Exercise description -
Write out the listing below exactly, and omit any images you find in it.
....................
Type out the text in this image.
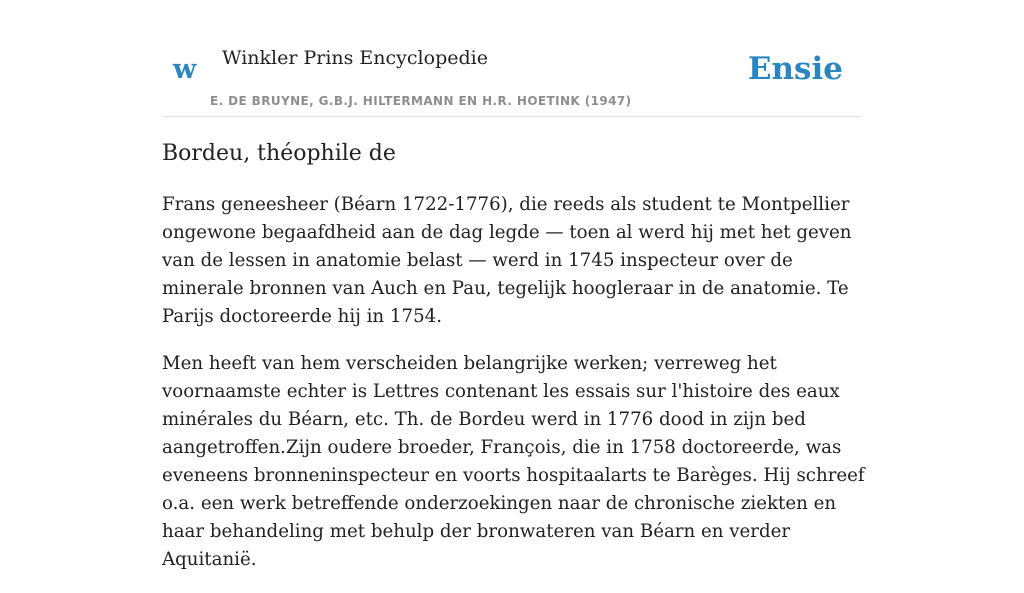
w Winkler Prins Encyclopedie
E. DE BRUYNE, G.B.J. HILTERMANN EN H.R. HOETINK (1947)
Ensie
Bordeu, théophile de

Frans geneesheer (Béarn 1722-1776), die reeds als student te Montpellier ongewone begaafdheid aan de dag legde — toen al werd hij met het geven van de lessen in anatomie belast — werd in 1745 inspecteur over de minerale bronnen van Auch en Pau, tegelijk hoogleraar in de anatomie. Te Parijs doctoreerde hij in 1754.

Men heeft van hem verscheiden belangrijke werken; verreweg het voornaamste echter is Lettres contenant les essais sur l'histoire des eaux minérales du Béarn, etc. Th. de Bordeu werd in 1776 dood in zijn bed aangetroffen.Zijn oudere broeder, François, die in 1758 doctoreerde, was eveneens bronneninspecteur en voorts hospitaalarts te Barèges. Hij schreef o.a. een werk betreffende onderzoekingen naar de chronische ziekten en haar behandeling met behulp der bronwateren van Béarn en verder Aquitanië.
....................
Answer to the problem -
Type out the text in this image.
w Winkler Prins Encyclopedie
E. DE BRUYNE, G.B.J. HILTERMANN EN H.R. HOETINK (1947)
Ensie
Bordeu, théophile de

Frans geneesheer (Béarn 1722-1776), die reeds als student te Montpellier ongewone begaafdheid aan de dag legde — toen al werd hij met het geven van de lessen in anatomie belast — werd in 1745 inspecteur over de minerale bronnen van Auch en Pau, tegelijk hoogleraar in de anatomie. Te Parijs doctoreerde hij in 1754.

Men heeft van hem verscheiden belangrijke werken; verreweg het voornaamste echter is Lettres contenant les essais sur l'histoire des eaux minérales du Béarn, etc. Th. de Bordeu werd in 1776 dood in zijn bed aangetroffen.Zijn oudere broeder, François, die in 1758 doctoreerde, was eveneens bronneninspecteur en voorts hospitaalarts te Barèges. Hij schreef o.a. een werk betreffende onderzoekingen naar de chronische ziekten en haar behandeling met behulp der bronwateren van Béarn en verder Aquitanië.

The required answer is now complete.